§ Given instruction: Print every line of the listing below with no changes, leaving out the picture placeholders.

Listings of boxed layout items
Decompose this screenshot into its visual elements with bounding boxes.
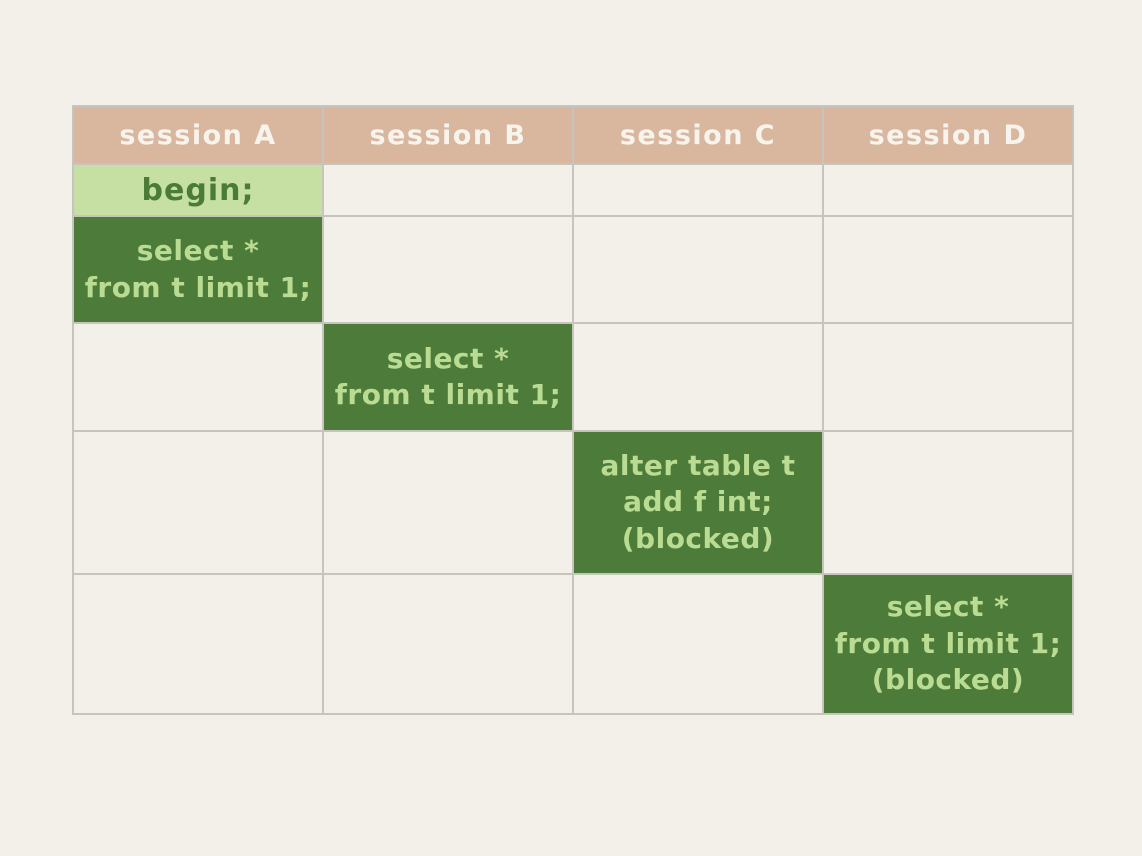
header-session-c: session C: [572, 105, 824, 165]
session-table: session A session B session C session D …: [72, 105, 1074, 715]
cell-empty: [322, 430, 574, 575]
table-row-select-d: select * from t limit 1; (blocked): [72, 573, 1074, 715]
cell-empty: [572, 573, 824, 715]
cell-empty: [572, 163, 824, 217]
cell-empty: [322, 573, 574, 715]
cell-session-b-select: select * from t limit 1;: [322, 322, 574, 432]
cell-empty: [822, 215, 1074, 324]
cell-empty: [322, 215, 574, 324]
cell-empty: [322, 163, 574, 217]
cell-empty: [822, 163, 1074, 217]
cell-empty: [72, 322, 324, 432]
cell-empty: [822, 430, 1074, 575]
header-session-a: session A: [72, 105, 324, 165]
header-session-d: session D: [822, 105, 1074, 165]
cell-session-a-begin: begin;: [72, 163, 324, 217]
cell-session-d-select-blocked: select * from t limit 1; (blocked): [822, 573, 1074, 715]
cell-session-c-alter-blocked: alter table t add f int; (blocked): [572, 430, 824, 575]
table-row-begin: begin;: [72, 163, 1074, 217]
table-row-alter-c: alter table t add f int; (blocked): [72, 430, 1074, 575]
cell-empty: [72, 430, 324, 575]
header-session-b: session B: [322, 105, 574, 165]
cell-empty: [572, 322, 824, 432]
header-row: session A session B session C session D: [72, 105, 1074, 165]
mdl-lock-diagram: session A session B session C session D …: [72, 105, 1074, 715]
cell-session-a-select: select * from t limit 1;: [72, 215, 324, 324]
cell-empty: [822, 322, 1074, 432]
cell-empty: [72, 573, 324, 715]
cell-empty: [572, 215, 824, 324]
table-row-select-a: select * from t limit 1;: [72, 215, 1074, 324]
table-row-select-b: select * from t limit 1;: [72, 322, 1074, 432]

§ Exercise solution:
Decompose this screenshot into its visual elements with bounding boxes.
header-session-c: session C: [572, 105, 824, 165]
session-table: session A session B session C session D …: [72, 105, 1074, 715]
cell-empty: [322, 430, 574, 575]
table-row-select-d: select * from t limit 1; (blocked): [72, 573, 1074, 715]
cell-empty: [572, 573, 824, 715]
cell-empty: [572, 163, 824, 217]
cell-empty: [322, 573, 574, 715]
cell-session-b-select: select * from t limit 1;: [322, 322, 574, 432]
cell-empty: [822, 215, 1074, 324]
cell-empty: [322, 215, 574, 324]
cell-empty: [322, 163, 574, 217]
cell-empty: [822, 163, 1074, 217]
cell-empty: [72, 322, 324, 432]
cell-empty: [822, 430, 1074, 575]
header-session-a: session A: [72, 105, 324, 165]
header-session-d: session D: [822, 105, 1074, 165]
cell-session-a-begin: begin;: [72, 163, 324, 217]
cell-session-d-select-blocked: select * from t limit 1; (blocked): [822, 573, 1074, 715]
cell-session-c-alter-blocked: alter table t add f int; (blocked): [572, 430, 824, 575]
table-row-begin: begin;: [72, 163, 1074, 217]
table-row-alter-c: alter table t add f int; (blocked): [72, 430, 1074, 575]
cell-empty: [72, 430, 324, 575]
header-session-b: session B: [322, 105, 574, 165]
cell-empty: [572, 322, 824, 432]
header-row: session A session B session C session D: [72, 105, 1074, 165]
mdl-lock-diagram: session A session B session C session D …: [72, 105, 1074, 715]
cell-session-a-select: select * from t limit 1;: [72, 215, 324, 324]
cell-empty: [822, 322, 1074, 432]
cell-empty: [72, 573, 324, 715]
cell-empty: [572, 215, 824, 324]
table-row-select-a: select * from t limit 1;: [72, 215, 1074, 324]
table-row-select-b: select * from t limit 1;: [72, 322, 1074, 432]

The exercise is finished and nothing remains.